→ What you have to do:
Scan the data. Collect each line that contains the word "true".

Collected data
╔══

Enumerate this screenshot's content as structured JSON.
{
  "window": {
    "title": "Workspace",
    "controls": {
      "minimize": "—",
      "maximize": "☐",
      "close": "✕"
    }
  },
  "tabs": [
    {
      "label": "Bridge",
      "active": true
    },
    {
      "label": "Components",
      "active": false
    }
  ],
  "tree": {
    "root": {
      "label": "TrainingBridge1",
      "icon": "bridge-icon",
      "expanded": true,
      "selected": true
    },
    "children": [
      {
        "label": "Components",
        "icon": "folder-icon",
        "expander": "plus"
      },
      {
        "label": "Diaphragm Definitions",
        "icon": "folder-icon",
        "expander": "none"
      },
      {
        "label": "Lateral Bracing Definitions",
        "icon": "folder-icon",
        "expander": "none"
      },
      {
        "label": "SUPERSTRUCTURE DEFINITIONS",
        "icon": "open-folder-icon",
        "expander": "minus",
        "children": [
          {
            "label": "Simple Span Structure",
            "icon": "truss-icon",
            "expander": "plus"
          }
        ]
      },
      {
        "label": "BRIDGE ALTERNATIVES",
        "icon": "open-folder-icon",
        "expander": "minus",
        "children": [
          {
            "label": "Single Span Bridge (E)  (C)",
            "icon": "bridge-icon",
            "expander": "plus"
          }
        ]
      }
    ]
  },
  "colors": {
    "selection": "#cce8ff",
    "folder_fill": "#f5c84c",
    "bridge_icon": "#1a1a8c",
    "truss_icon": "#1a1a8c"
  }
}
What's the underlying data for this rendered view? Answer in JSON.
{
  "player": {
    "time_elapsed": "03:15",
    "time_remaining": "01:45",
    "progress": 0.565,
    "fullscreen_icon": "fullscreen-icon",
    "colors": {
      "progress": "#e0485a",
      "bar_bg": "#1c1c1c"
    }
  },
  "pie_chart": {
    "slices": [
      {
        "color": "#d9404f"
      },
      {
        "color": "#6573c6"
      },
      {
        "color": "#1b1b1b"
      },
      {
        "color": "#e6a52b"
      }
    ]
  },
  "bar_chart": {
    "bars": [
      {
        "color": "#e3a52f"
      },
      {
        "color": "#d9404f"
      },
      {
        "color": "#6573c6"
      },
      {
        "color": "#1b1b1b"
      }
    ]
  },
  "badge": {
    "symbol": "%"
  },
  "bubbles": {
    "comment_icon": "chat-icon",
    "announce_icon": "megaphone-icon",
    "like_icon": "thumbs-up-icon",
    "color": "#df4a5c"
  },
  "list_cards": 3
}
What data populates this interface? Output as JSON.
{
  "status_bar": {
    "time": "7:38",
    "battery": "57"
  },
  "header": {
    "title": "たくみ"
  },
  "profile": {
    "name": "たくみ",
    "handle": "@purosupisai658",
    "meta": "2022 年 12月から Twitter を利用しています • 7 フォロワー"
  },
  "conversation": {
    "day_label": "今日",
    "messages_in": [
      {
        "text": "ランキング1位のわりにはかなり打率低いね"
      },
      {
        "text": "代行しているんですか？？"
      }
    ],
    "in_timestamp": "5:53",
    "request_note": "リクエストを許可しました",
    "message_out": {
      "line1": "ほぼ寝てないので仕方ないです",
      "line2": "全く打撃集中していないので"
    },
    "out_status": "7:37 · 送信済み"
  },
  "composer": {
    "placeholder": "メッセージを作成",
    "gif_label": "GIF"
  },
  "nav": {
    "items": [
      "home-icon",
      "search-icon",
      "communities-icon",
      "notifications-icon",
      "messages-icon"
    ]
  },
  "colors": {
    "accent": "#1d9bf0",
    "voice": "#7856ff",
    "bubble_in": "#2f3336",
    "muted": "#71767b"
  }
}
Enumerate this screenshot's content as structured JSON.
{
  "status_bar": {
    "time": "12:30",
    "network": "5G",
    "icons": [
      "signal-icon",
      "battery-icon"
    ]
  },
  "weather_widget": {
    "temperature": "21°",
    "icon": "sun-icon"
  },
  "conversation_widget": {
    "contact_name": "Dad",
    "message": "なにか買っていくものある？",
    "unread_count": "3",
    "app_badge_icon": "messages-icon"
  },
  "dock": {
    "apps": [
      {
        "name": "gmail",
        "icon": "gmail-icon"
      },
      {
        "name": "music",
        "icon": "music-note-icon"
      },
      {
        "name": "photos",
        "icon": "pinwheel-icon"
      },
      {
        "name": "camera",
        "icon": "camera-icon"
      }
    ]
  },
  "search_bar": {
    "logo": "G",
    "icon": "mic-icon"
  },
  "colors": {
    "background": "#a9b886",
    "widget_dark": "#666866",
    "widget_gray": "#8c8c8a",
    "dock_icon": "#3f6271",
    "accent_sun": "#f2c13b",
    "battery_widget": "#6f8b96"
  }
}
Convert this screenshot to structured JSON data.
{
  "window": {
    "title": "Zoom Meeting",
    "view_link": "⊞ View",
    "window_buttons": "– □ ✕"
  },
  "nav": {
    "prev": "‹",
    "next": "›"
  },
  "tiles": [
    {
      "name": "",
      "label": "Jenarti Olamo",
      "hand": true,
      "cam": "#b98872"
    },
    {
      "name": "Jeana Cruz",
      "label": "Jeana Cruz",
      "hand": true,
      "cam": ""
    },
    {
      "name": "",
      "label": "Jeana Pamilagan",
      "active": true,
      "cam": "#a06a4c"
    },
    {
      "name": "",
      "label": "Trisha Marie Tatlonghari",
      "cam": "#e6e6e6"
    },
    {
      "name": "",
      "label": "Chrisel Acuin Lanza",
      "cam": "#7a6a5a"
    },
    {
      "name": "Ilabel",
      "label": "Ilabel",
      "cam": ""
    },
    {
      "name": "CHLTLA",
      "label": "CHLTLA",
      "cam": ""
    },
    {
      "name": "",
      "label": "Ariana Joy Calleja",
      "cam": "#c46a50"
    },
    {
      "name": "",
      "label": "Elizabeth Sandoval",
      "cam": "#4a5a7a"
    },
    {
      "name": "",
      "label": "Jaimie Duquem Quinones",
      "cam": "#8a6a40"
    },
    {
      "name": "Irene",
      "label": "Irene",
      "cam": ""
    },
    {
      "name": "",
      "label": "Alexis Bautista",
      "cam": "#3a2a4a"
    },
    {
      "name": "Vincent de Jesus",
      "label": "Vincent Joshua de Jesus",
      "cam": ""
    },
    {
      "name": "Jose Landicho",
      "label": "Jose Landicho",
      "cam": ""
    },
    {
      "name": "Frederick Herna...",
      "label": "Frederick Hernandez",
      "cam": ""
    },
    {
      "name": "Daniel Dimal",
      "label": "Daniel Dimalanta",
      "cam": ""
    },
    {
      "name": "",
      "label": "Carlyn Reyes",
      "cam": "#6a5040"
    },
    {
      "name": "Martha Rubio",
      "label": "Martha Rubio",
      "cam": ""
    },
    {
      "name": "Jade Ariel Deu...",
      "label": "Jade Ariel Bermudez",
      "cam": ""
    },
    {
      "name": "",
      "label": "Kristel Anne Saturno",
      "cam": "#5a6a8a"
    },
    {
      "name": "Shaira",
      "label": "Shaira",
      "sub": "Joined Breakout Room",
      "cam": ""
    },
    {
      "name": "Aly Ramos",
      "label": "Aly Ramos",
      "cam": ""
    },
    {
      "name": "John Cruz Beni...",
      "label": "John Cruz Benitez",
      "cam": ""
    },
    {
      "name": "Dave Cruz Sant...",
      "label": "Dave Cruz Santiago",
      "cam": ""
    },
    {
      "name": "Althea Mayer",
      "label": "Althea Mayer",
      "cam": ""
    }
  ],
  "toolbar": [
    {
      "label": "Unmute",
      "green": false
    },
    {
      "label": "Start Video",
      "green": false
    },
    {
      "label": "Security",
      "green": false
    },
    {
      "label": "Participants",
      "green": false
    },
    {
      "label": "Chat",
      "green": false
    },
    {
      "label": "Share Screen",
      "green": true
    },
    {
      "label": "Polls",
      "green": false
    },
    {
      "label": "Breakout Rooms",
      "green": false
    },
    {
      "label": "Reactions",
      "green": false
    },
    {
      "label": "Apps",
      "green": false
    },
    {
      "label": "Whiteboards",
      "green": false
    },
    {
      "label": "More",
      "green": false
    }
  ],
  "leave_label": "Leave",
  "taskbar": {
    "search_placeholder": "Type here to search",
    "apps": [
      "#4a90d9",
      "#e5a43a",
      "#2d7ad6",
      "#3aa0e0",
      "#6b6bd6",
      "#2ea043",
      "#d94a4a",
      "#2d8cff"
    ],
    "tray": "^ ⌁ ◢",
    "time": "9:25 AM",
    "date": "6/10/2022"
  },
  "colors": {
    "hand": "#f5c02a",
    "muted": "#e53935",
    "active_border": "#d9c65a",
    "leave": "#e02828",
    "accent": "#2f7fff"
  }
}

╚══

→ Answer to this problem:
      "active": true
      "expanded": true,
      "selected": true
      "hand": true,
      "hand": true,
      "active": true,
      "green": true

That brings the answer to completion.